## AIM OF THE EXERCISE
Word for word, restate every line of the material.

## ENTRIES SHOWN
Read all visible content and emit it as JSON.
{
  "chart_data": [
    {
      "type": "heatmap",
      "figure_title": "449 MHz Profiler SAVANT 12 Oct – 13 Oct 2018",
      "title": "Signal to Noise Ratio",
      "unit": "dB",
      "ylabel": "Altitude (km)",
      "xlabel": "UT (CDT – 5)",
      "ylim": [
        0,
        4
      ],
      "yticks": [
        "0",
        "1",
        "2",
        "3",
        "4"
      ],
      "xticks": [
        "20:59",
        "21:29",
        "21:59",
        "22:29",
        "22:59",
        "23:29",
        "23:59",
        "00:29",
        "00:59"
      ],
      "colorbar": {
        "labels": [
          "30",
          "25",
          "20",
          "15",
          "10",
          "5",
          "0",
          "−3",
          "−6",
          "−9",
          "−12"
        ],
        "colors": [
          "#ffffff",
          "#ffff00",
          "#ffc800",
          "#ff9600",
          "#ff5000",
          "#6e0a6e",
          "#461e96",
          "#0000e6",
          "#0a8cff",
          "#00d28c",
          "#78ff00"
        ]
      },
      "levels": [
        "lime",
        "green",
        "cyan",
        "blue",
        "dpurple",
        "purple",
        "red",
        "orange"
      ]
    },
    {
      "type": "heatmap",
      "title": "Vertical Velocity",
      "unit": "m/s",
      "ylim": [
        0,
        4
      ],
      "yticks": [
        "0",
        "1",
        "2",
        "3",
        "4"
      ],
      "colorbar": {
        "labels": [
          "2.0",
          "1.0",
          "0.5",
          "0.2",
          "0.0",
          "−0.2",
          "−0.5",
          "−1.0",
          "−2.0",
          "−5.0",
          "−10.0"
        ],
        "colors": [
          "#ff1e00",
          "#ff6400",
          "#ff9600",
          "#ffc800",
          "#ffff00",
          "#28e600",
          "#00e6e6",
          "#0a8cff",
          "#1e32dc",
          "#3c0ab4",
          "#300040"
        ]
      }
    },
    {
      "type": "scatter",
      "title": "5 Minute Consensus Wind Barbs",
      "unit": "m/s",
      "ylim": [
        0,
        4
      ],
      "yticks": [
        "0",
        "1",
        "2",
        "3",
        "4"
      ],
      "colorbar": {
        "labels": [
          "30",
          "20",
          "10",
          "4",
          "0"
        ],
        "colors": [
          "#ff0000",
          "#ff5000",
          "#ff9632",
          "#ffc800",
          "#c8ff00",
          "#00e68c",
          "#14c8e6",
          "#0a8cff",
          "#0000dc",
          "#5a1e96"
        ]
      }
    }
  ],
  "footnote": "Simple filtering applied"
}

## PROBLEM SOLUTION
Read all visible content and emit it as JSON.
{
  "chart_data": [
    {
      "type": "heatmap",
      "figure_title": "449 MHz Profiler SAVANT 12 Oct – 13 Oct 2018",
      "title": "Signal to Noise Ratio",
      "unit": "dB",
      "ylabel": "Altitude (km)",
      "xlabel": "UT (CDT – 5)",
      "ylim": [
        0,
        4
      ],
      "yticks": [
        "0",
        "1",
        "2",
        "3",
        "4"
      ],
      "xticks": [
        "20:59",
        "21:29",
        "21:59",
        "22:29",
        "22:59",
        "23:29",
        "23:59",
        "00:29",
        "00:59"
      ],
      "colorbar": {
        "labels": [
          "30",
          "25",
          "20",
          "15",
          "10",
          "5",
          "0",
          "−3",
          "−6",
          "−9",
          "−12"
        ],
        "colors": [
          "#ffffff",
          "#ffff00",
          "#ffc800",
          "#ff9600",
          "#ff5000",
          "#6e0a6e",
          "#461e96",
          "#0000e6",
          "#0a8cff",
          "#00d28c",
          "#78ff00"
        ]
      },
      "levels": [
        "lime",
        "green",
        "cyan",
        "blue",
        "dpurple",
        "purple",
        "red",
        "orange"
      ]
    },
    {
      "type": "heatmap",
      "title": "Vertical Velocity",
      "unit": "m/s",
      "ylim": [
        0,
        4
      ],
      "yticks": [
        "0",
        "1",
        "2",
        "3",
        "4"
      ],
      "colorbar": {
        "labels": [
          "2.0",
          "1.0",
          "0.5",
          "0.2",
          "0.0",
          "−0.2",
          "−0.5",
          "−1.0",
          "−2.0",
          "−5.0",
          "−10.0"
        ],
        "colors": [
          "#ff1e00",
          "#ff6400",
          "#ff9600",
          "#ffc800",
          "#ffff00",
          "#28e600",
          "#00e6e6",
          "#0a8cff",
          "#1e32dc",
          "#3c0ab4",
          "#300040"
        ]
      }
    },
    {
      "type": "scatter",
      "title": "5 Minute Consensus Wind Barbs",
      "unit": "m/s",
      "ylim": [
        0,
        4
      ],
      "yticks": [
        "0",
        "1",
        "2",
        "3",
        "4"
      ],
      "colorbar": {
        "labels": [
          "30",
          "20",
          "10",
          "4",
          "0"
        ],
        "colors": [
          "#ff0000",
          "#ff5000",
          "#ff9632",
          "#ffc800",
          "#c8ff00",
          "#00e68c",
          "#14c8e6",
          "#0a8cff",
          "#0000dc",
          "#5a1e96"
        ]
      }
    }
  ],
  "footnote": "Simple filtering applied"
}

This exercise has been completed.